WHAT TO PRODUCE » Write out the material below again, unchanged.

[begin DATA TO USE]

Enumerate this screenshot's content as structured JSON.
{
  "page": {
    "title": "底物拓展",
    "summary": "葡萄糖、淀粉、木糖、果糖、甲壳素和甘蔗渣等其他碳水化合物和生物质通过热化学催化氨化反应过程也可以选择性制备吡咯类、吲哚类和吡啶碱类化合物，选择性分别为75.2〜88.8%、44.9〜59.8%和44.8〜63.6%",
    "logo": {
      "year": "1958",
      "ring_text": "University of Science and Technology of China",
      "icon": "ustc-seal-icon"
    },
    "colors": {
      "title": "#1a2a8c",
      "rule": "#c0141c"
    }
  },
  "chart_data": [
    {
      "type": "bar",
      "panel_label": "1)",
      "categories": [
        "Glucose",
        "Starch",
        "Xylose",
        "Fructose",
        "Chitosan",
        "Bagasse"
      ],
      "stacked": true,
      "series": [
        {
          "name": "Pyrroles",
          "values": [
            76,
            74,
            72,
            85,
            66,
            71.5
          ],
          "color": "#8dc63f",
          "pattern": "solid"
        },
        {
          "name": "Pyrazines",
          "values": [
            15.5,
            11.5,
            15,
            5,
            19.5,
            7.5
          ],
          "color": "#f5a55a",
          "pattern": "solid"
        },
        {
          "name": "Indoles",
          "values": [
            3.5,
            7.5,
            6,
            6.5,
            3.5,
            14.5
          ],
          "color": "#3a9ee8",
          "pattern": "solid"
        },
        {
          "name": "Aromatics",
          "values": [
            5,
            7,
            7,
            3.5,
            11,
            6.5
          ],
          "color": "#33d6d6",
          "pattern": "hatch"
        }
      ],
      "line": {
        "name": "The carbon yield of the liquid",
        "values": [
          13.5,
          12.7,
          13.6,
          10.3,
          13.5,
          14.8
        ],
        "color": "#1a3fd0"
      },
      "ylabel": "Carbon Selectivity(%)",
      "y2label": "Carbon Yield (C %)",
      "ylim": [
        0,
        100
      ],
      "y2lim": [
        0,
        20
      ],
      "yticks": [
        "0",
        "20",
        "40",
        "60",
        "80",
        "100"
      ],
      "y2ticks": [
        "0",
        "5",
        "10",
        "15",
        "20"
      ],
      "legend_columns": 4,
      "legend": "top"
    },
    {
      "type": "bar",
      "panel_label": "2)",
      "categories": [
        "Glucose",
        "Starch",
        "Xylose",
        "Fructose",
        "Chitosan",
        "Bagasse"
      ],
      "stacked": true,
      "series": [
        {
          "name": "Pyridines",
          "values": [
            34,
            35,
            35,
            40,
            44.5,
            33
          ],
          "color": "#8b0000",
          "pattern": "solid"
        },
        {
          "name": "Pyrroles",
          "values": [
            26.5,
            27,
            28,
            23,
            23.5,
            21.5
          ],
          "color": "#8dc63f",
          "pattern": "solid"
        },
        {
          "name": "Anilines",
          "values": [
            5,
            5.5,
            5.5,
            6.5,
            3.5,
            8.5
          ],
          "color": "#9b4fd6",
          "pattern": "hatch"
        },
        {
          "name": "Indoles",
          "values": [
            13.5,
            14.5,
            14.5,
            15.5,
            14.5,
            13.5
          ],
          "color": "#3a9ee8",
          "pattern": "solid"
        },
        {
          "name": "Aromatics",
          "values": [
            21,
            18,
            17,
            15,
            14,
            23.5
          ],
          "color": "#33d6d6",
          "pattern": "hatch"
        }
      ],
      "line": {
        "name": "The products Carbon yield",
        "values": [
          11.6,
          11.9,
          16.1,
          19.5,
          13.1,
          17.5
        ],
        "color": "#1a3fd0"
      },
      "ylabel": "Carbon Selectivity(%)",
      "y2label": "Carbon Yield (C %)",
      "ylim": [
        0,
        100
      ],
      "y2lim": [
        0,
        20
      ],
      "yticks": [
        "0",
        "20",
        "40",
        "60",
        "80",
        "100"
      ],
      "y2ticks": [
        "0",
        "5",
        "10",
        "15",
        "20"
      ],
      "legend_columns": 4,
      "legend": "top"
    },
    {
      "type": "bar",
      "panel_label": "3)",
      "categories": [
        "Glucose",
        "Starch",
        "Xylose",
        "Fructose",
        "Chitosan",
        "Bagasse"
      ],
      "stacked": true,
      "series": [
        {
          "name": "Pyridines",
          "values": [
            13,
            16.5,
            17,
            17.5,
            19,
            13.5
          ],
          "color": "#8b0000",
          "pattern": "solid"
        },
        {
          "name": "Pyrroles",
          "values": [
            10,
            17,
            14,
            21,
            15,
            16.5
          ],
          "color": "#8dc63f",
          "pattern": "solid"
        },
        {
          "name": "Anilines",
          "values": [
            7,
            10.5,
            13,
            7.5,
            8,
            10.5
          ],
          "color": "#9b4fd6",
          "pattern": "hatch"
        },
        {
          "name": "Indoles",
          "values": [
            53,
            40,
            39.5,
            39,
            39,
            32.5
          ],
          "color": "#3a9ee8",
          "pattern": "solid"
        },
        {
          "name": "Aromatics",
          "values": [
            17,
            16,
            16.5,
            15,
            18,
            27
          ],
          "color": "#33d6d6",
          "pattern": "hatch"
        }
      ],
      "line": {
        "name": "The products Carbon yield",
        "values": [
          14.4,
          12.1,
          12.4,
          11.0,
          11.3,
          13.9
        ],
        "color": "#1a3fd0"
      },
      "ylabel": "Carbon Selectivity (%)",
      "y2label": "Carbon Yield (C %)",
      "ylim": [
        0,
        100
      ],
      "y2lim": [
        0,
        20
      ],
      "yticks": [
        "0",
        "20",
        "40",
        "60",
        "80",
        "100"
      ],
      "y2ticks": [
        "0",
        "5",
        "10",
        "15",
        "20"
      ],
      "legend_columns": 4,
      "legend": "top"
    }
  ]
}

[end DATA TO USE]

THE OUTPUT »
Enumerate this screenshot's content as structured JSON.
{
  "page": {
    "title": "底物拓展",
    "summary": "葡萄糖、淀粉、木糖、果糖、甲壳素和甘蔗渣等其他碳水化合物和生物质通过热化学催化氨化反应过程也可以选择性制备吡咯类、吲哚类和吡啶碱类化合物，选择性分别为75.2〜88.8%、44.9〜59.8%和44.8〜63.6%",
    "logo": {
      "year": "1958",
      "ring_text": "University of Science and Technology of China",
      "icon": "ustc-seal-icon"
    },
    "colors": {
      "title": "#1a2a8c",
      "rule": "#c0141c"
    }
  },
  "chart_data": [
    {
      "type": "bar",
      "panel_label": "1)",
      "categories": [
        "Glucose",
        "Starch",
        "Xylose",
        "Fructose",
        "Chitosan",
        "Bagasse"
      ],
      "stacked": true,
      "series": [
        {
          "name": "Pyrroles",
          "values": [
            76,
            74,
            72,
            85,
            66,
            71.5
          ],
          "color": "#8dc63f",
          "pattern": "solid"
        },
        {
          "name": "Pyrazines",
          "values": [
            15.5,
            11.5,
            15,
            5,
            19.5,
            7.5
          ],
          "color": "#f5a55a",
          "pattern": "solid"
        },
        {
          "name": "Indoles",
          "values": [
            3.5,
            7.5,
            6,
            6.5,
            3.5,
            14.5
          ],
          "color": "#3a9ee8",
          "pattern": "solid"
        },
        {
          "name": "Aromatics",
          "values": [
            5,
            7,
            7,
            3.5,
            11,
            6.5
          ],
          "color": "#33d6d6",
          "pattern": "hatch"
        }
      ],
      "line": {
        "name": "The carbon yield of the liquid",
        "values": [
          13.5,
          12.7,
          13.6,
          10.3,
          13.5,
          14.8
        ],
        "color": "#1a3fd0"
      },
      "ylabel": "Carbon Selectivity(%)",
      "y2label": "Carbon Yield (C %)",
      "ylim": [
        0,
        100
      ],
      "y2lim": [
        0,
        20
      ],
      "yticks": [
        "0",
        "20",
        "40",
        "60",
        "80",
        "100"
      ],
      "y2ticks": [
        "0",
        "5",
        "10",
        "15",
        "20"
      ],
      "legend_columns": 4,
      "legend": "top"
    },
    {
      "type": "bar",
      "panel_label": "2)",
      "categories": [
        "Glucose",
        "Starch",
        "Xylose",
        "Fructose",
        "Chitosan",
        "Bagasse"
      ],
      "stacked": true,
      "series": [
        {
          "name": "Pyridines",
          "values": [
            34,
            35,
            35,
            40,
            44.5,
            33
          ],
          "color": "#8b0000",
          "pattern": "solid"
        },
        {
          "name": "Pyrroles",
          "values": [
            26.5,
            27,
            28,
            23,
            23.5,
            21.5
          ],
          "color": "#8dc63f",
          "pattern": "solid"
        },
        {
          "name": "Anilines",
          "values": [
            5,
            5.5,
            5.5,
            6.5,
            3.5,
            8.5
          ],
          "color": "#9b4fd6",
          "pattern": "hatch"
        },
        {
          "name": "Indoles",
          "values": [
            13.5,
            14.5,
            14.5,
            15.5,
            14.5,
            13.5
          ],
          "color": "#3a9ee8",
          "pattern": "solid"
        },
        {
          "name": "Aromatics",
          "values": [
            21,
            18,
            17,
            15,
            14,
            23.5
          ],
          "color": "#33d6d6",
          "pattern": "hatch"
        }
      ],
      "line": {
        "name": "The products Carbon yield",
        "values": [
          11.6,
          11.9,
          16.1,
          19.5,
          13.1,
          17.5
        ],
        "color": "#1a3fd0"
      },
      "ylabel": "Carbon Selectivity(%)",
      "y2label": "Carbon Yield (C %)",
      "ylim": [
        0,
        100
      ],
      "y2lim": [
        0,
        20
      ],
      "yticks": [
        "0",
        "20",
        "40",
        "60",
        "80",
        "100"
      ],
      "y2ticks": [
        "0",
        "5",
        "10",
        "15",
        "20"
      ],
      "legend_columns": 4,
      "legend": "top"
    },
    {
      "type": "bar",
      "panel_label": "3)",
      "categories": [
        "Glucose",
        "Starch",
        "Xylose",
        "Fructose",
        "Chitosan",
        "Bagasse"
      ],
      "stacked": true,
      "series": [
        {
          "name": "Pyridines",
          "values": [
            13,
            16.5,
            17,
            17.5,
            19,
            13.5
          ],
          "color": "#8b0000",
          "pattern": "solid"
        },
        {
          "name": "Pyrroles",
          "values": [
            10,
            17,
            14,
            21,
            15,
            16.5
          ],
          "color": "#8dc63f",
          "pattern": "solid"
        },
        {
          "name": "Anilines",
          "values": [
            7,
            10.5,
            13,
            7.5,
            8,
            10.5
          ],
          "color": "#9b4fd6",
          "pattern": "hatch"
        },
        {
          "name": "Indoles",
          "values": [
            53,
            40,
            39.5,
            39,
            39,
            32.5
          ],
          "color": "#3a9ee8",
          "pattern": "solid"
        },
        {
          "name": "Aromatics",
          "values": [
            17,
            16,
            16.5,
            15,
            18,
            27
          ],
          "color": "#33d6d6",
          "pattern": "hatch"
        }
      ],
      "line": {
        "name": "The products Carbon yield",
        "values": [
          14.4,
          12.1,
          12.4,
          11.0,
          11.3,
          13.9
        ],
        "color": "#1a3fd0"
      },
      "ylabel": "Carbon Selectivity (%)",
      "y2label": "Carbon Yield (C %)",
      "ylim": [
        0,
        100
      ],
      "y2lim": [
        0,
        20
      ],
      "yticks": [
        "0",
        "20",
        "40",
        "60",
        "80",
        "100"
      ],
      "y2ticks": [
        "0",
        "5",
        "10",
        "15",
        "20"
      ],
      "legend_columns": 4,
      "legend": "top"
    }
  ]
}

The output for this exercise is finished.